* _Task to complete_:
Scan the listing below and copy every line holding "ylabel".
....................
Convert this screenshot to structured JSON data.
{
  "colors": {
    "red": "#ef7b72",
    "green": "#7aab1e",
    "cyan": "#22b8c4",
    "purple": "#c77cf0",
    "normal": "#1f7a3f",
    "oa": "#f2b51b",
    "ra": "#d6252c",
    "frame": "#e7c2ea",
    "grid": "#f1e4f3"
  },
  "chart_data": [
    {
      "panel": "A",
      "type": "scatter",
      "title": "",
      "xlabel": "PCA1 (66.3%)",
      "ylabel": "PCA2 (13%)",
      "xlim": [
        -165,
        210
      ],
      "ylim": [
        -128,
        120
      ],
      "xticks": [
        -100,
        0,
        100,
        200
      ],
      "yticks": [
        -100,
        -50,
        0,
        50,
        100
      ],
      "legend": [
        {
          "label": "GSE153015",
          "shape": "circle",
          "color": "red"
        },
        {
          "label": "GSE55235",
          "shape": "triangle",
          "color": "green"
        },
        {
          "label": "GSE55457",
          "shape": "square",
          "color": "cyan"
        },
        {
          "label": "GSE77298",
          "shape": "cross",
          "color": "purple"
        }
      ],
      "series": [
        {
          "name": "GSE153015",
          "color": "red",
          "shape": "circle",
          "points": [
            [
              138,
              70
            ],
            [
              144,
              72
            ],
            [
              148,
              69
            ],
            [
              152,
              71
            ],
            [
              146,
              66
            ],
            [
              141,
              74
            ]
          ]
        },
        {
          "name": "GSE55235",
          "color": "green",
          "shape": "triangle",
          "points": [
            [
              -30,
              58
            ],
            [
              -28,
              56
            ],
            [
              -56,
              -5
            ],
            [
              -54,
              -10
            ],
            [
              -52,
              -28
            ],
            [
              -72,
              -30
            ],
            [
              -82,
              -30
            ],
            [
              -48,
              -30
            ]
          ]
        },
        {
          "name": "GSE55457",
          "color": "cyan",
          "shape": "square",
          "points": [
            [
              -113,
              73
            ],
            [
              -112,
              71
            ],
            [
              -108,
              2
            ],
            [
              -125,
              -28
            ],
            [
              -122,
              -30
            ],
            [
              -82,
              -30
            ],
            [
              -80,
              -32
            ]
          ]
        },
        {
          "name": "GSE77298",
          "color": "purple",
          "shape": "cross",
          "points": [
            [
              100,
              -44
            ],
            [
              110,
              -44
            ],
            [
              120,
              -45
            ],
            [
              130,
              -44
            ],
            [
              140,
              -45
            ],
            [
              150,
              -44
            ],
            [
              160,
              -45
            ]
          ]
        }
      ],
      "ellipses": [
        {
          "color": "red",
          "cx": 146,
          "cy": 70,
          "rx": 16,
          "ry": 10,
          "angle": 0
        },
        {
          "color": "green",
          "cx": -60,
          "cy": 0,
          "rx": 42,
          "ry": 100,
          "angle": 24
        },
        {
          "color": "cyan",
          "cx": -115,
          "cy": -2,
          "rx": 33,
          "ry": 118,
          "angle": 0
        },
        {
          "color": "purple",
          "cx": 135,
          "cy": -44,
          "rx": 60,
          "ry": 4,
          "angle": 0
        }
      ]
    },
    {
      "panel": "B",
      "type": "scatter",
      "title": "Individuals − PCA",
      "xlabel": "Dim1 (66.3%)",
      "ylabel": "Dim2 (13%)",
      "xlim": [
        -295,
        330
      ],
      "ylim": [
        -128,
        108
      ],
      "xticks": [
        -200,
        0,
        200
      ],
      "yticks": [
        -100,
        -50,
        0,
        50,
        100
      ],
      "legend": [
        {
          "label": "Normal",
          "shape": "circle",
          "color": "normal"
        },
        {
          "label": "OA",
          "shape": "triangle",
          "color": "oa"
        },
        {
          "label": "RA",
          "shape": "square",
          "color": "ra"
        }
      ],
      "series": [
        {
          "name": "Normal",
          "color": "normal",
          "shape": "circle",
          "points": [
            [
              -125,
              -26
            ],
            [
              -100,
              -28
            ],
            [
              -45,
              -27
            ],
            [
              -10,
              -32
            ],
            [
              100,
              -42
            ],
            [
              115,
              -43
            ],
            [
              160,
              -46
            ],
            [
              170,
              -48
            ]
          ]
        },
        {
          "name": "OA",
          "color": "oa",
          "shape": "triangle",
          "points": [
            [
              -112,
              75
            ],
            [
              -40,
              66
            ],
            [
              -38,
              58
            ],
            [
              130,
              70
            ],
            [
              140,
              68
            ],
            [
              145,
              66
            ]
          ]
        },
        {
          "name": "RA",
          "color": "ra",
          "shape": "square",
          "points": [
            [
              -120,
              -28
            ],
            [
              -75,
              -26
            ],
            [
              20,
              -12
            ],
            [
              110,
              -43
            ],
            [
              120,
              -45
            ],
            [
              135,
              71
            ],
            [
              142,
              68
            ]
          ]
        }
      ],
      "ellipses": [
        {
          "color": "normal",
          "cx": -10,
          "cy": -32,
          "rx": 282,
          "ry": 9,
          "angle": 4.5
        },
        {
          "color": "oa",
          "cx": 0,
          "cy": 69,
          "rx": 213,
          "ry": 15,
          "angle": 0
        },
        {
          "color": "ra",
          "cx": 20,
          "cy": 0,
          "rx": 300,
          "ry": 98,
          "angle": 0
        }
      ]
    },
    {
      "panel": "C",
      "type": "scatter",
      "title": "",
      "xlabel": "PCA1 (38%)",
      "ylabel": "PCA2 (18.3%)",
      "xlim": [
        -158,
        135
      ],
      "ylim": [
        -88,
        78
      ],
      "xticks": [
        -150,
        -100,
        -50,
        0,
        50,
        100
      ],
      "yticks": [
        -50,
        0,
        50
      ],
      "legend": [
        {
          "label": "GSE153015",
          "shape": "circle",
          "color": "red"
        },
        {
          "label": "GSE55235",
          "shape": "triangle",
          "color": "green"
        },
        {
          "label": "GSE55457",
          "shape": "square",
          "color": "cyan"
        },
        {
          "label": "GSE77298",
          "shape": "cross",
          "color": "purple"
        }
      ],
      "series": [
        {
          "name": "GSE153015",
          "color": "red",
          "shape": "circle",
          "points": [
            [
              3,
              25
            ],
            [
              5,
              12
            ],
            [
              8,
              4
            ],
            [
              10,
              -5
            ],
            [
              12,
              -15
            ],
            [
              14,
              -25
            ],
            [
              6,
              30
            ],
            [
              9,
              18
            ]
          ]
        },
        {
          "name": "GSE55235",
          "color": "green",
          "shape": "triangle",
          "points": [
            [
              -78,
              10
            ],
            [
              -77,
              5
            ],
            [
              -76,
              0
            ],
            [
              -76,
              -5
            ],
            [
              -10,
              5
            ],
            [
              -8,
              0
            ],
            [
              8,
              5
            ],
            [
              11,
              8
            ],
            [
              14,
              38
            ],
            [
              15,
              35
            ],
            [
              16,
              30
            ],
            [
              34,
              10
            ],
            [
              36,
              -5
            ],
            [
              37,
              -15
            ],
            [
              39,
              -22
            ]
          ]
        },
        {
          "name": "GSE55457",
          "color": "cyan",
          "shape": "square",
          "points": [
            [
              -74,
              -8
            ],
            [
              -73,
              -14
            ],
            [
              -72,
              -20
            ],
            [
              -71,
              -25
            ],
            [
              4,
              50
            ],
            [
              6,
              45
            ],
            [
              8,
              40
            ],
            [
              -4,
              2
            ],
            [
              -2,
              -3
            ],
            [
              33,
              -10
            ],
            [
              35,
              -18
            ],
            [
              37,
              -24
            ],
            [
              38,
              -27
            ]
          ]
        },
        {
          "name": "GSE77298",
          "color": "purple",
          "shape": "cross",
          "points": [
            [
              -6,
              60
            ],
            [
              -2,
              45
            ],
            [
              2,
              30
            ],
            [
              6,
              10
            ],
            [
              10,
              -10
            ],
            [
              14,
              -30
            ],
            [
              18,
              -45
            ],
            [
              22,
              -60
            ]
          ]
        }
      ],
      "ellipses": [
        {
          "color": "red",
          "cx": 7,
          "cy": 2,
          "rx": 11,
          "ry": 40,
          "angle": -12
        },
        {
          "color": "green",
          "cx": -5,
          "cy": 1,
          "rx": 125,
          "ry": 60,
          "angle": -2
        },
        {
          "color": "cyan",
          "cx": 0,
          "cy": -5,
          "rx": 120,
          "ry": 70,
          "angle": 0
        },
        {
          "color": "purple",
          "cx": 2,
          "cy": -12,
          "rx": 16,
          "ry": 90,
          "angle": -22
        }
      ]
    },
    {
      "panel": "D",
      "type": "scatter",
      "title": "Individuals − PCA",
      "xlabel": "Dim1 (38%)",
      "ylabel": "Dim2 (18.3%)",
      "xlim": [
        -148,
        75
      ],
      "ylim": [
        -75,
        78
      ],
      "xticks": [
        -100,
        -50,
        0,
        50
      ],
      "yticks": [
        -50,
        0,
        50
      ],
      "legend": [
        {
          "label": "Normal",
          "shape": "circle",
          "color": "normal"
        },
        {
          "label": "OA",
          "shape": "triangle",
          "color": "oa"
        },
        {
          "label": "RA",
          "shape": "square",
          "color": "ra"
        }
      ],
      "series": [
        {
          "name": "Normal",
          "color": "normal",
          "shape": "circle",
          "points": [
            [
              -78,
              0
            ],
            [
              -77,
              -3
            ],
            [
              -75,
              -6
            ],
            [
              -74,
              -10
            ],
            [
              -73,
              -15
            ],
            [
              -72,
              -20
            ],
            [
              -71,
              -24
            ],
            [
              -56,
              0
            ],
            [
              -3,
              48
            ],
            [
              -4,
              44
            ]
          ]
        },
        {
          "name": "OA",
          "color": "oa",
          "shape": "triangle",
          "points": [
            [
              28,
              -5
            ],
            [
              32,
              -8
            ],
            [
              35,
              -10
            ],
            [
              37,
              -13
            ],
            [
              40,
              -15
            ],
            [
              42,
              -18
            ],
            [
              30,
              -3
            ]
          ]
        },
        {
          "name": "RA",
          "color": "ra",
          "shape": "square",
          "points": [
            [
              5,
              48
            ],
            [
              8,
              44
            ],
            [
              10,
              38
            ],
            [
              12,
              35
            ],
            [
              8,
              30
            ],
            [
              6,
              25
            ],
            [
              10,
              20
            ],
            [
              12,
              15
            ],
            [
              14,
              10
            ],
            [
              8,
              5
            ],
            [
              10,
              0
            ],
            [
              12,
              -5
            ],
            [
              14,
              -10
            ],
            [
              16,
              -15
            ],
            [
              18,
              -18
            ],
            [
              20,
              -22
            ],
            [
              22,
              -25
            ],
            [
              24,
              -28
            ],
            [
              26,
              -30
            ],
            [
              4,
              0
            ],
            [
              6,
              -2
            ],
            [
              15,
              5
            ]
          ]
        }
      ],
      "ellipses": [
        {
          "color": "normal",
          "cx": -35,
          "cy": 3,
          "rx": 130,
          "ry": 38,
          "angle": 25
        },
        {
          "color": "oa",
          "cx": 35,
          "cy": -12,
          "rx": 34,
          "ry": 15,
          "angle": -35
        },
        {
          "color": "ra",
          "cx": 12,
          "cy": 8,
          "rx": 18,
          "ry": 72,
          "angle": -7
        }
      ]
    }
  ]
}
....................
* _Completed task_:
      "ylabel": "PCA2 (13%)",
      "ylabel": "Dim2 (13%)",
      "ylabel": "PCA2 (18.3%)",
      "ylabel": "Dim2 (18.3%)",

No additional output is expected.